Die FDP möchte die Altersvorsorge hierzulande stärker auf die Kapitalmärkte ausrichten. Nach ihren Plänen soll es künftig etwa ein gefördertes privates Altersvorsorgedepot geben. Das steht in einem Papier des Wirtschaftsforums der FDP-Bundestagsfraktion, über welches das „Handelsblatt“ berichtet (kostenpflichtig).
Dann könnten auch Produkte wie ETF-Sparpläne staatlich gefördert werden. Das Finanzministerium will im Spätsommer einen entsprechenden Gesetzentwurf vorlegen.
Auch das Rentenpaket II, das den Aufbau eines Generationenkapitals in der gesetzlichen Rente vorsieht, will die FDP noch weiterdrehen. „Im aktuellen Entwurf für ein Rentenpaket II etwa ist der historische Einstieg in einen Kapitalstock auf dem Aktienmarkt bereits angelegt“, so Johannes Vogel gegenüber dem „Handelsblatt“.
################
- _Aufgabe_
Ändere den Text über die Rentenpläne der FDP von „Die FDP möchte“ bis „entsprechenden Gesetzentwurf vorlegen.“ so, dass „Aktiensparpläne“ statt „ETF-Sparpläne“ dasteht, und schreib dieses Stück neu auf. Die Datensätze stammen aus einer anderen Quelle.

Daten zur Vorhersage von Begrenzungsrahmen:
################
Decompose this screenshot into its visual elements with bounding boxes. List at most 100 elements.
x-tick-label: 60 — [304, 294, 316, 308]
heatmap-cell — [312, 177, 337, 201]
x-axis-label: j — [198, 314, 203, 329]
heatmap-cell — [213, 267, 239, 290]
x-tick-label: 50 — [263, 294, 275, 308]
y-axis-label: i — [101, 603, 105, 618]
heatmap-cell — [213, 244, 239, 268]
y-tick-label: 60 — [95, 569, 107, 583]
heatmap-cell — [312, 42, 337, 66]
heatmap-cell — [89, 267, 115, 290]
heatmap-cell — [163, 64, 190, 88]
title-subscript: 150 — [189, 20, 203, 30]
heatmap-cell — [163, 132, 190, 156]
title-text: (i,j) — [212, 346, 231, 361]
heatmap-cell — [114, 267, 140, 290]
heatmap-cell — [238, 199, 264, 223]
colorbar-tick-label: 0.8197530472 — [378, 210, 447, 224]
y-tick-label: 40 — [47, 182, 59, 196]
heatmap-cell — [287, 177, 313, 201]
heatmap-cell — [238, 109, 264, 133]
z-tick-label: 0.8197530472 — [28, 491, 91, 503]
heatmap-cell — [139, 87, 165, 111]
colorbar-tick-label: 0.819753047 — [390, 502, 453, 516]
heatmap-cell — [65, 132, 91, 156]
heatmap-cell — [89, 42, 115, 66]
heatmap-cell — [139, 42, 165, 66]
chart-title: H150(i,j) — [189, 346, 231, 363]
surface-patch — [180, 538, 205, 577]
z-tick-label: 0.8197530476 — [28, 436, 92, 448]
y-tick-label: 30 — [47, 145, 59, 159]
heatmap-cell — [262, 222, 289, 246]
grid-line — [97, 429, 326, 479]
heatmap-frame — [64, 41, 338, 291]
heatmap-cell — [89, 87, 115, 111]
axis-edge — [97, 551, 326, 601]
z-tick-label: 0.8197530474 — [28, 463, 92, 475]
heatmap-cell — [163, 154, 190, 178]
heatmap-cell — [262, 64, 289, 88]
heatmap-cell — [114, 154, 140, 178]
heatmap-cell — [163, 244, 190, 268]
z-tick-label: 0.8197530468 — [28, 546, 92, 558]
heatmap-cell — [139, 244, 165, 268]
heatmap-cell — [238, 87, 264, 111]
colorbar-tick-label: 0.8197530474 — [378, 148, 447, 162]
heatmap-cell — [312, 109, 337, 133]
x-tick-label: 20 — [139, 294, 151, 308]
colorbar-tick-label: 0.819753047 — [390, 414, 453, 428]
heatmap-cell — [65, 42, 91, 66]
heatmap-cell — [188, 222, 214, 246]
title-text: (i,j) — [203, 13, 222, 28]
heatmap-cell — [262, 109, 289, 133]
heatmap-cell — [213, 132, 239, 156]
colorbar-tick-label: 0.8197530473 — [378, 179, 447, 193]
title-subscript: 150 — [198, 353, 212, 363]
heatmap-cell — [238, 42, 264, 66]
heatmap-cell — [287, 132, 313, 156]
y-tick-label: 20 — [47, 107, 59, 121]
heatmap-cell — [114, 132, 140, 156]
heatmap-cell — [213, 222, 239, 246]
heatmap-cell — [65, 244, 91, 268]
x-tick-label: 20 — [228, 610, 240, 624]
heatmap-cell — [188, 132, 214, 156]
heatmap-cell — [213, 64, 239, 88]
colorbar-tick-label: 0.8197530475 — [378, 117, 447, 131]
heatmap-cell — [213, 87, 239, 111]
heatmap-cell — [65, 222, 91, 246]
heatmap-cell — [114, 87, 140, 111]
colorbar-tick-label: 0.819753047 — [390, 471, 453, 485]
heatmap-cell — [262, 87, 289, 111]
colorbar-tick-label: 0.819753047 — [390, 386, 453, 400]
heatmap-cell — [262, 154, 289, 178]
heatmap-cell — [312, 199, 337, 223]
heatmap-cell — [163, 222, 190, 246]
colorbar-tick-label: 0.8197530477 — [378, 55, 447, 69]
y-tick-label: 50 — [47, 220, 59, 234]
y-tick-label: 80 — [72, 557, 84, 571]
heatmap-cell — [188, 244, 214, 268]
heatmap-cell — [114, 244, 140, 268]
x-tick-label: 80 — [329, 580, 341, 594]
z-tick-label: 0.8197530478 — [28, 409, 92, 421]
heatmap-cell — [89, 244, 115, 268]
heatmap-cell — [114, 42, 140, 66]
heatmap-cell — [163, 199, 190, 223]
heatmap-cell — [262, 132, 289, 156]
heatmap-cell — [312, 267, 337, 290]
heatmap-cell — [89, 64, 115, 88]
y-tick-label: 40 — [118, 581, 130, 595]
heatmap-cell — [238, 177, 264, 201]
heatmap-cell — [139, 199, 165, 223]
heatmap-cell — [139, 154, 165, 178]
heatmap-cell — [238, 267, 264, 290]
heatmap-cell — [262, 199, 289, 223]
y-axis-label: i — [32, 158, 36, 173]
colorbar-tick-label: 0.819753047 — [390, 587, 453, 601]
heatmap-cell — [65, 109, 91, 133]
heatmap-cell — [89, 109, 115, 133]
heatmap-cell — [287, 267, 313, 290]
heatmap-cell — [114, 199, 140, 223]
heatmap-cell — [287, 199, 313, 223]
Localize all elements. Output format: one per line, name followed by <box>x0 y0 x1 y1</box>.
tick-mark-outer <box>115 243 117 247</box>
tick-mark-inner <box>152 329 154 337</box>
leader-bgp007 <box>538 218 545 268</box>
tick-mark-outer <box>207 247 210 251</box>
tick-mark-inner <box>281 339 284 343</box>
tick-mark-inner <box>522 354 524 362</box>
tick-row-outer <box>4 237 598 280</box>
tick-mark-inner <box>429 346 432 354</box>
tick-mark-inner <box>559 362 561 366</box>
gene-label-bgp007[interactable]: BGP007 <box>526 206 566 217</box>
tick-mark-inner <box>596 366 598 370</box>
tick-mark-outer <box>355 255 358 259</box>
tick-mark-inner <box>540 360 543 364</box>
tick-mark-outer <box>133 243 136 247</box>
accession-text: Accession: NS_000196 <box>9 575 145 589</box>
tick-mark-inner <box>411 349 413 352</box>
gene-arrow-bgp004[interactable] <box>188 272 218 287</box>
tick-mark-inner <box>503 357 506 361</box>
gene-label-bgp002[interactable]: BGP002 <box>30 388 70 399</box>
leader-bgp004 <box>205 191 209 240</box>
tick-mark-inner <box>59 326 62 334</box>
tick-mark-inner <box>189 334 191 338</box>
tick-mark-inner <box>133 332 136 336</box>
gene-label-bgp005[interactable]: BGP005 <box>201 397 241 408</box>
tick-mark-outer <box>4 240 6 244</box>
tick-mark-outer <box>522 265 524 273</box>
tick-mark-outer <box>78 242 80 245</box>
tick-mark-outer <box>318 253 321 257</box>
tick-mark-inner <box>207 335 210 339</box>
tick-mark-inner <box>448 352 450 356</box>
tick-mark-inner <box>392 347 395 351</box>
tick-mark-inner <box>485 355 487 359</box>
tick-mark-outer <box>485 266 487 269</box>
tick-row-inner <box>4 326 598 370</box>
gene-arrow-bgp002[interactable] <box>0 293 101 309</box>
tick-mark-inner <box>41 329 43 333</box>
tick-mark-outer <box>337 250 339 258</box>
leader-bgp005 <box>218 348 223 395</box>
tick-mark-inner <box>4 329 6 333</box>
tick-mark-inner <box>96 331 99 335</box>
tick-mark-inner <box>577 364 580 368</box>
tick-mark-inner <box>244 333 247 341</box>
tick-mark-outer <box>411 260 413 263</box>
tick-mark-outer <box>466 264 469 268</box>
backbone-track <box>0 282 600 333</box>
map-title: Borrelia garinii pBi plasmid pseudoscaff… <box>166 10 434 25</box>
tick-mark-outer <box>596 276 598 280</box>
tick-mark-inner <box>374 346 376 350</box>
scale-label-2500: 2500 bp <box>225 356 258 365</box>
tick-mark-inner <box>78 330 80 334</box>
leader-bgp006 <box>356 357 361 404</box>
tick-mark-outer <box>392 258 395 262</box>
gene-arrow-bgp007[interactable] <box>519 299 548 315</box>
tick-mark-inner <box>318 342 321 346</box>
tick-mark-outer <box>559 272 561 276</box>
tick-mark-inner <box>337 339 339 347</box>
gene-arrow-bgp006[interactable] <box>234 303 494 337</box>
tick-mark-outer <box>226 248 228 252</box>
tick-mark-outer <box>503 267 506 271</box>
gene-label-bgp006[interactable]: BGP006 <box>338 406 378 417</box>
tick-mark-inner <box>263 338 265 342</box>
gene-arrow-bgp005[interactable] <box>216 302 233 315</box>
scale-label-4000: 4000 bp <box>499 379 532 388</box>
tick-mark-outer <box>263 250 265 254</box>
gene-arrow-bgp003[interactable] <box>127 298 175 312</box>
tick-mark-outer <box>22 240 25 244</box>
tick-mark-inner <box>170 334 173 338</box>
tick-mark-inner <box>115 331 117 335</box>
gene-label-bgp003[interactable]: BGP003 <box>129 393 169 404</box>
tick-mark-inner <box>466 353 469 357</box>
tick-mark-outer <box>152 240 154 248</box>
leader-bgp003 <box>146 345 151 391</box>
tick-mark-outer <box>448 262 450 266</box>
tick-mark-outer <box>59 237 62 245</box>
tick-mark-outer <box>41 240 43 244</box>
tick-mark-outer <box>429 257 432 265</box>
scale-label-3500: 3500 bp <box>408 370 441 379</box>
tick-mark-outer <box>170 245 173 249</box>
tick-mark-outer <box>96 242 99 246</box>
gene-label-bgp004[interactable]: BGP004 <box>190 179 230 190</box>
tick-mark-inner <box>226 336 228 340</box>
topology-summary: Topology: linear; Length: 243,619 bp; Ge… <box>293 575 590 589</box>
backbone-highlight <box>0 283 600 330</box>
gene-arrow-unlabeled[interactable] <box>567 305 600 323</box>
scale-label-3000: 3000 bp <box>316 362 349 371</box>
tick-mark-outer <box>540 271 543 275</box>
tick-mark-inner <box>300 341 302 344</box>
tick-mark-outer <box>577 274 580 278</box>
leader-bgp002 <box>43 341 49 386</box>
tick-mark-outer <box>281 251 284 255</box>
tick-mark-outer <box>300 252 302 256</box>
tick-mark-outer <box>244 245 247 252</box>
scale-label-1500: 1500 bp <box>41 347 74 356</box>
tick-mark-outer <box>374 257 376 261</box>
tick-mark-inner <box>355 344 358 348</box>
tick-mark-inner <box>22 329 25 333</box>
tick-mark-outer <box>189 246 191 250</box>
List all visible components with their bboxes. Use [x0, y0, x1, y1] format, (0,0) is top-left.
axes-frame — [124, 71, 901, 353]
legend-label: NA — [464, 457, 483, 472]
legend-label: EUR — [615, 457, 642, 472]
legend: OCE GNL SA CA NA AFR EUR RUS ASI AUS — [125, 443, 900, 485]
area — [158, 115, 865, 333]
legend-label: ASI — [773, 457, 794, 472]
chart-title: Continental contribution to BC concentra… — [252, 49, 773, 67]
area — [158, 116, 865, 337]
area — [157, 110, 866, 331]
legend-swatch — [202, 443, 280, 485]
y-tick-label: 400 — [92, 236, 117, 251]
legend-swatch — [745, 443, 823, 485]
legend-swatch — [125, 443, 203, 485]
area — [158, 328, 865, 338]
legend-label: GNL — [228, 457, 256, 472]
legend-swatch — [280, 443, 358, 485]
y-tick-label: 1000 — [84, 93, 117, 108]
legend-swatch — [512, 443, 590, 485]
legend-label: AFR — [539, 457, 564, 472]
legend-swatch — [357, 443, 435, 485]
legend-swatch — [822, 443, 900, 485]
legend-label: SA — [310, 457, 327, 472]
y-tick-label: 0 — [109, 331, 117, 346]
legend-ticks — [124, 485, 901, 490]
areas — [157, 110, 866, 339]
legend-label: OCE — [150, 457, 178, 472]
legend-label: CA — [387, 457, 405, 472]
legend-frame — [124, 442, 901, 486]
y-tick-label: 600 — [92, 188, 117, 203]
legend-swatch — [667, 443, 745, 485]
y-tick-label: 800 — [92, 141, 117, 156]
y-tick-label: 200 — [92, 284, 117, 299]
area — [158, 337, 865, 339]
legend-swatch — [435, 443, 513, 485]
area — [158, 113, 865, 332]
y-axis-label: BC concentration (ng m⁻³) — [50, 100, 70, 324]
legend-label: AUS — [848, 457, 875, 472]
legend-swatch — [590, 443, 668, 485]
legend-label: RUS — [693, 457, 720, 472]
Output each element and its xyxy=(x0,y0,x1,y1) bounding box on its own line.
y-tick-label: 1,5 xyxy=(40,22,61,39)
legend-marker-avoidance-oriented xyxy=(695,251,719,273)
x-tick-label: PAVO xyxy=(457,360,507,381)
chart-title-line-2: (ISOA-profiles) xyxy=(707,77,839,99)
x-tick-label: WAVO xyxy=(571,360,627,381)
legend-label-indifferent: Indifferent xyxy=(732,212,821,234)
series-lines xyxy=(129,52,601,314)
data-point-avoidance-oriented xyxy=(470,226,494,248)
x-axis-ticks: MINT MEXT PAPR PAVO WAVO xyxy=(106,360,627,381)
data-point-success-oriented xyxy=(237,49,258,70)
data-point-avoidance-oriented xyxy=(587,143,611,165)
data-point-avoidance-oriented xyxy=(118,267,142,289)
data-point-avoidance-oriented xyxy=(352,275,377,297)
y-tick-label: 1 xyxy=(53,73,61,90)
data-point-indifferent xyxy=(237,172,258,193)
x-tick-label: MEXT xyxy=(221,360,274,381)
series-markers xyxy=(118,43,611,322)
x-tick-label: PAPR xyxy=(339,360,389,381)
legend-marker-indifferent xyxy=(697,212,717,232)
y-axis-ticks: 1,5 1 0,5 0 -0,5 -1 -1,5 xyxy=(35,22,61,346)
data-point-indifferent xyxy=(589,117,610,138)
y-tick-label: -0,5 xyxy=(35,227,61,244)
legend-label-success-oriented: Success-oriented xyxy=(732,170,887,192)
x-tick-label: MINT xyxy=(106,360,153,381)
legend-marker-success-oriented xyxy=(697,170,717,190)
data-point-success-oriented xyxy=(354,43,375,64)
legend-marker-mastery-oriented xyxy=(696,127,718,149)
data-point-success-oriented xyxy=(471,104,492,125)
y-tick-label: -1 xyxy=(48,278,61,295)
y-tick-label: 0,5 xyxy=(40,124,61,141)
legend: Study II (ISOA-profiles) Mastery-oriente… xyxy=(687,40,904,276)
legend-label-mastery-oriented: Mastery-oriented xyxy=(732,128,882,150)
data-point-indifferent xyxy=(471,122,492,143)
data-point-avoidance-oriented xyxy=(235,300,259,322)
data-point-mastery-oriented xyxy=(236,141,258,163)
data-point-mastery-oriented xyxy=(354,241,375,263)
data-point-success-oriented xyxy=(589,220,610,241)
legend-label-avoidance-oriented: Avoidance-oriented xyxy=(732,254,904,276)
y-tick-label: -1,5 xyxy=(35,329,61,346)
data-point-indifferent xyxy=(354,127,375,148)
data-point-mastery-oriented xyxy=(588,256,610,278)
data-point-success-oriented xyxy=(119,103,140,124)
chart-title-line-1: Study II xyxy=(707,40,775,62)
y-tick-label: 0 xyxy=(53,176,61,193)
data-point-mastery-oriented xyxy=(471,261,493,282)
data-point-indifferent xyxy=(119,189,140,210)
################
- _Lösung_
Die FDP möchte die Altersvorsorge hierzulande stärker auf die Kapitalmärkte ausrichten. Nach ihren Plänen soll es künftig etwa ein gefördertes privates Altersvorsorgedepot geben. Das steht in einem Papier des Wirtschaftsforums der FDP-Bundestagsfraktion, über welches das „Handelsblatt“ berichtet (kostenpflichtig).
Dann könnten auch Produkte wie Aktiensparpläne staatlich gefördert werden. Das Finanzministerium will im Spätsommer einen entsprechenden Gesetzentwurf vorlegen.